■ **Requirement**
Output solely the number of lines containing the string "thích".

Rows from a dataset:
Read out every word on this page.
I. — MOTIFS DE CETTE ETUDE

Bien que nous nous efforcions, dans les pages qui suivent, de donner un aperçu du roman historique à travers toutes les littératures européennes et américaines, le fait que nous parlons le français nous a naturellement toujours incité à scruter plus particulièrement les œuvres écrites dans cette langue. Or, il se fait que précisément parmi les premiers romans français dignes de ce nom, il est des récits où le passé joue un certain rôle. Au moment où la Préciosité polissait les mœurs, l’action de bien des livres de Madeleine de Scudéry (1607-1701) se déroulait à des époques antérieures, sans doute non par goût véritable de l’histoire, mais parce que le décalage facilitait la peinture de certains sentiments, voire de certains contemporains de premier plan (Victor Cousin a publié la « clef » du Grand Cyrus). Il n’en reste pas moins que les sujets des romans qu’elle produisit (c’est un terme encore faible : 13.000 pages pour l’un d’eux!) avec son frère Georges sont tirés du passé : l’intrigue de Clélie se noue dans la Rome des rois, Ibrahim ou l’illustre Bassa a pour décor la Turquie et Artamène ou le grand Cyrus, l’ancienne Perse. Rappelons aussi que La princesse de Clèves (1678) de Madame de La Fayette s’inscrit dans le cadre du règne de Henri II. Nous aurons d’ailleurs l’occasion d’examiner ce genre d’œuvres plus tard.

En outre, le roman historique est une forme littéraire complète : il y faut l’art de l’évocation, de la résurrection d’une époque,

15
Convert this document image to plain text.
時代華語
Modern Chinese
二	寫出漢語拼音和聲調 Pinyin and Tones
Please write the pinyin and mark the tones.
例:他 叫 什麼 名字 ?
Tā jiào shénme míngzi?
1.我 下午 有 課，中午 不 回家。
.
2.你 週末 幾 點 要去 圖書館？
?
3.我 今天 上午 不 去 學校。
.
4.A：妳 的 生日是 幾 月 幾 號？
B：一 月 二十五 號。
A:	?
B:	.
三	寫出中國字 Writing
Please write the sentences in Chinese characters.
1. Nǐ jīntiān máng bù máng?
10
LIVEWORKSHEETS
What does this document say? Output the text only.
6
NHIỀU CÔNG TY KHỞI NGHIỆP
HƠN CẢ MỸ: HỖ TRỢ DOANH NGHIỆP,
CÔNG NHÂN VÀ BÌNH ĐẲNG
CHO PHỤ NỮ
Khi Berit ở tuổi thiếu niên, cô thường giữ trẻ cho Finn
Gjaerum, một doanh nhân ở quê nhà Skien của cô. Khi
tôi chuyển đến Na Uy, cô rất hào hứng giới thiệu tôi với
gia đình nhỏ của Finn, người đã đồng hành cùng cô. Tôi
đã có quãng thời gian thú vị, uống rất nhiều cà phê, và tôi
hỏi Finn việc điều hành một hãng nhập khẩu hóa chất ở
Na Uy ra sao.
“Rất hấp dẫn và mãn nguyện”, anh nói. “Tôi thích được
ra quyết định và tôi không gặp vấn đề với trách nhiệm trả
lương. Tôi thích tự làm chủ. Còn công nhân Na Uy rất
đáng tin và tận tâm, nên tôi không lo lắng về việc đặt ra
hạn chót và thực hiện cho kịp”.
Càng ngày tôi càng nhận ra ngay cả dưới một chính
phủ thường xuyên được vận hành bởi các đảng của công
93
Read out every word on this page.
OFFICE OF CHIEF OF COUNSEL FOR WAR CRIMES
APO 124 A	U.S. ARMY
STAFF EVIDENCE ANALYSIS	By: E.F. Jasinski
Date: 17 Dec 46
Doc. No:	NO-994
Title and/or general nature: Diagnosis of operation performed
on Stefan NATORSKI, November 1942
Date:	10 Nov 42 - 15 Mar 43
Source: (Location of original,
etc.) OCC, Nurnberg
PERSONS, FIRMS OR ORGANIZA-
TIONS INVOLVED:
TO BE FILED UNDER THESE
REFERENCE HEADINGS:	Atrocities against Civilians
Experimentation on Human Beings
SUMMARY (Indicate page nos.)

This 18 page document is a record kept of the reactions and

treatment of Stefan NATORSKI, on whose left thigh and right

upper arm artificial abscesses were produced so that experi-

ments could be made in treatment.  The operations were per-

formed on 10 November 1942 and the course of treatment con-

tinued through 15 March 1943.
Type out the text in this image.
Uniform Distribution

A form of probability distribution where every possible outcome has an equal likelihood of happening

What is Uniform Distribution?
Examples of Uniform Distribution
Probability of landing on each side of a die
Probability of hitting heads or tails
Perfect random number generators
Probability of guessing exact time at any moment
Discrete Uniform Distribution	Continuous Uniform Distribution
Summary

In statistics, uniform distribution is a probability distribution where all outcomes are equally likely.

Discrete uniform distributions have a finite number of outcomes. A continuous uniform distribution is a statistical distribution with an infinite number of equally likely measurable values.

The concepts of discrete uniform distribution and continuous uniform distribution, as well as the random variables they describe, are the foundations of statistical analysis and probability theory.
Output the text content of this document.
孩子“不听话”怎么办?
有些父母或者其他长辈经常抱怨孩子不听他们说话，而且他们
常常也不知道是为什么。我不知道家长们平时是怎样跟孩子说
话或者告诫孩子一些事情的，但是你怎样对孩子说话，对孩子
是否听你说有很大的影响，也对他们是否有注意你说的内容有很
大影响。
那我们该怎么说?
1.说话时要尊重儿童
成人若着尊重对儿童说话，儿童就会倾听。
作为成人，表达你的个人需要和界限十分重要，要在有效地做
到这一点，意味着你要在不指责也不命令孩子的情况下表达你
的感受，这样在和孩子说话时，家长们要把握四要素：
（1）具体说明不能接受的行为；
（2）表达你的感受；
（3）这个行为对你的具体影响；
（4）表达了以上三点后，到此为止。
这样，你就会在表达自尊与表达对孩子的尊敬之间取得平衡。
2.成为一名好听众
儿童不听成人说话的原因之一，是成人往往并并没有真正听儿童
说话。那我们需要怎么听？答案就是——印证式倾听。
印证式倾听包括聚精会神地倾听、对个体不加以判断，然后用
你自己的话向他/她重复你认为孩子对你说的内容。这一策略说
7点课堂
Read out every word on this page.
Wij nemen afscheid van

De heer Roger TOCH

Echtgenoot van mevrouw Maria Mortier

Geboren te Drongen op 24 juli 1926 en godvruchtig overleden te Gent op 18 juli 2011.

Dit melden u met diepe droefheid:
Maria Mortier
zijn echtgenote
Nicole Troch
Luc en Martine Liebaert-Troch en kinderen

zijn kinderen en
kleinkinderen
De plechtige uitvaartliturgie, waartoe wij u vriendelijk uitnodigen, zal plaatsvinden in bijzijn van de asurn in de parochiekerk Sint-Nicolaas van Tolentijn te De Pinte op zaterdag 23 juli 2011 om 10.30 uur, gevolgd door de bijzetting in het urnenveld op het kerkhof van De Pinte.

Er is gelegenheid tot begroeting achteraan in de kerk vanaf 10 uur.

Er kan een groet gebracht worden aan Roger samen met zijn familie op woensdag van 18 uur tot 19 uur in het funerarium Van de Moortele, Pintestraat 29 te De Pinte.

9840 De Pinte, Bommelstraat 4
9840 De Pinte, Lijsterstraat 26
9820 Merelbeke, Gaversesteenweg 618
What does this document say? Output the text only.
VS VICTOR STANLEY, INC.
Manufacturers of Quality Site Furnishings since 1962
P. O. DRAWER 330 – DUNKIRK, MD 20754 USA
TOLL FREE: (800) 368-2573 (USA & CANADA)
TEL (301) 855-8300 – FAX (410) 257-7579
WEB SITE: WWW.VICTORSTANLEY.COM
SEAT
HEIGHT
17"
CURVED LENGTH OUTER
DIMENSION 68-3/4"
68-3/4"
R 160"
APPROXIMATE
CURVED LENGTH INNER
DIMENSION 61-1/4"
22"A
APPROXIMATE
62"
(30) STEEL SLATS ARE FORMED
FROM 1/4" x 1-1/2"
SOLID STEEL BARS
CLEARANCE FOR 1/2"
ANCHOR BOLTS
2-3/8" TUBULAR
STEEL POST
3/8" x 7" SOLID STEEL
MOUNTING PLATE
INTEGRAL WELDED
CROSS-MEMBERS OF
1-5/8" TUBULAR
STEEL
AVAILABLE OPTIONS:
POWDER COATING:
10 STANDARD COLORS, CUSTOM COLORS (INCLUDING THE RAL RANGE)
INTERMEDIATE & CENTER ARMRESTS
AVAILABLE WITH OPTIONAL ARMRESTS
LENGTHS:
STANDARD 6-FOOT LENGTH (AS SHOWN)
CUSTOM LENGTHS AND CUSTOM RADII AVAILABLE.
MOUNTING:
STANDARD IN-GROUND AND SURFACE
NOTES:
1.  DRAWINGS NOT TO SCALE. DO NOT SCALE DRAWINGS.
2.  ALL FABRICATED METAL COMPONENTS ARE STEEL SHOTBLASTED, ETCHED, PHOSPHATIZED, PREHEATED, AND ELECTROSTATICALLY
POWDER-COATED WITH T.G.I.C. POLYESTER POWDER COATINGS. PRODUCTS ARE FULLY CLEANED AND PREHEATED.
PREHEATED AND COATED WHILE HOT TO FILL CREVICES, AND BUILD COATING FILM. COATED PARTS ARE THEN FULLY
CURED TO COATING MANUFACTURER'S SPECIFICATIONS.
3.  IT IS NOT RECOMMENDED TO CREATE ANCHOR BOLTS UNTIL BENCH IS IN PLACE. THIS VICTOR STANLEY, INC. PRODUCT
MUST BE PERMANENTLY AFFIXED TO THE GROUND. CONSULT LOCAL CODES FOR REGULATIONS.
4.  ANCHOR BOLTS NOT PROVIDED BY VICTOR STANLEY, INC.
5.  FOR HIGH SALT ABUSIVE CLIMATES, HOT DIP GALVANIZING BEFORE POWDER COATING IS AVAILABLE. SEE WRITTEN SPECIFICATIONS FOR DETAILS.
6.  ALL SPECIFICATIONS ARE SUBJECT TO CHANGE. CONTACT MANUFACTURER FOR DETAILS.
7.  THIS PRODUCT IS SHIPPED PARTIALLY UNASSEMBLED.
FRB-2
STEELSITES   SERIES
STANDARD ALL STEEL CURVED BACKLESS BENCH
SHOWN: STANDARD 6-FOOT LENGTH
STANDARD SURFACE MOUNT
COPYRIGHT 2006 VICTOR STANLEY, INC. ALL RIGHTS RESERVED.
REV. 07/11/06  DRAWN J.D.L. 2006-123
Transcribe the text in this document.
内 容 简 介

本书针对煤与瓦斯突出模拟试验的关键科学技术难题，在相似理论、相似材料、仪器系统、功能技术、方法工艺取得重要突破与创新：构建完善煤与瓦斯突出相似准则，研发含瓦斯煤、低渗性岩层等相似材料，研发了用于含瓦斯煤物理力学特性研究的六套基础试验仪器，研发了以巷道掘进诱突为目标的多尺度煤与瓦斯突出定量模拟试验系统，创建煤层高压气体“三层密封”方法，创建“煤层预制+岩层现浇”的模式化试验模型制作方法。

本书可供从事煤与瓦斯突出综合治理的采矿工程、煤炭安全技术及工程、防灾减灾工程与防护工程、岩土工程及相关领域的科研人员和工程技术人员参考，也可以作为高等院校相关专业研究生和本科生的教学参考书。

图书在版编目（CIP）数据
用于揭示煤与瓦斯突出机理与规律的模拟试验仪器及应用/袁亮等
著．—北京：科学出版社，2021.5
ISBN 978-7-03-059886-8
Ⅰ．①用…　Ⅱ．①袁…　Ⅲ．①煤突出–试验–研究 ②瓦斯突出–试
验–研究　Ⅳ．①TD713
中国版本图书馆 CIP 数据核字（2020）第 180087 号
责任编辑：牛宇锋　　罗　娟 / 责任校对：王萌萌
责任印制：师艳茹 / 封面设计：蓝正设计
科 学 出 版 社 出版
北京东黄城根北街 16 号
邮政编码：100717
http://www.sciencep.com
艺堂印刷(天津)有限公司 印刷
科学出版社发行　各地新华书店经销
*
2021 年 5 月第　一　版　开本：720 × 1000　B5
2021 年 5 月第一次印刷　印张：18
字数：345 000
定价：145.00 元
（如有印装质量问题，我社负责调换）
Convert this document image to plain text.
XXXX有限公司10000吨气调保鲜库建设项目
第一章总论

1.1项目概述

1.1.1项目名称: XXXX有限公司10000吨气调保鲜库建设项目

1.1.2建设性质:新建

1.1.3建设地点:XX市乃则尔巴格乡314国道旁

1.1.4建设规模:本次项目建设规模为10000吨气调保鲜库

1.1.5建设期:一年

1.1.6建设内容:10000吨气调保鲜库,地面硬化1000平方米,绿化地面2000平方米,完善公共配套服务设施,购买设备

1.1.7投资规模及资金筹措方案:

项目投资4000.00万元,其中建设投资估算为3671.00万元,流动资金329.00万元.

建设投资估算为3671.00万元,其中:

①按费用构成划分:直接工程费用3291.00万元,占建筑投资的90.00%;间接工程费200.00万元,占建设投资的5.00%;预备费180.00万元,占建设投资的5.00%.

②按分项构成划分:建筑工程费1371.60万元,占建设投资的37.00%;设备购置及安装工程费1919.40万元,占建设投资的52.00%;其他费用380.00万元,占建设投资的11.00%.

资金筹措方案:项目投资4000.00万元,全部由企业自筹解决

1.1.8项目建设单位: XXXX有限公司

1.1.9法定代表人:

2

■ **Output**
2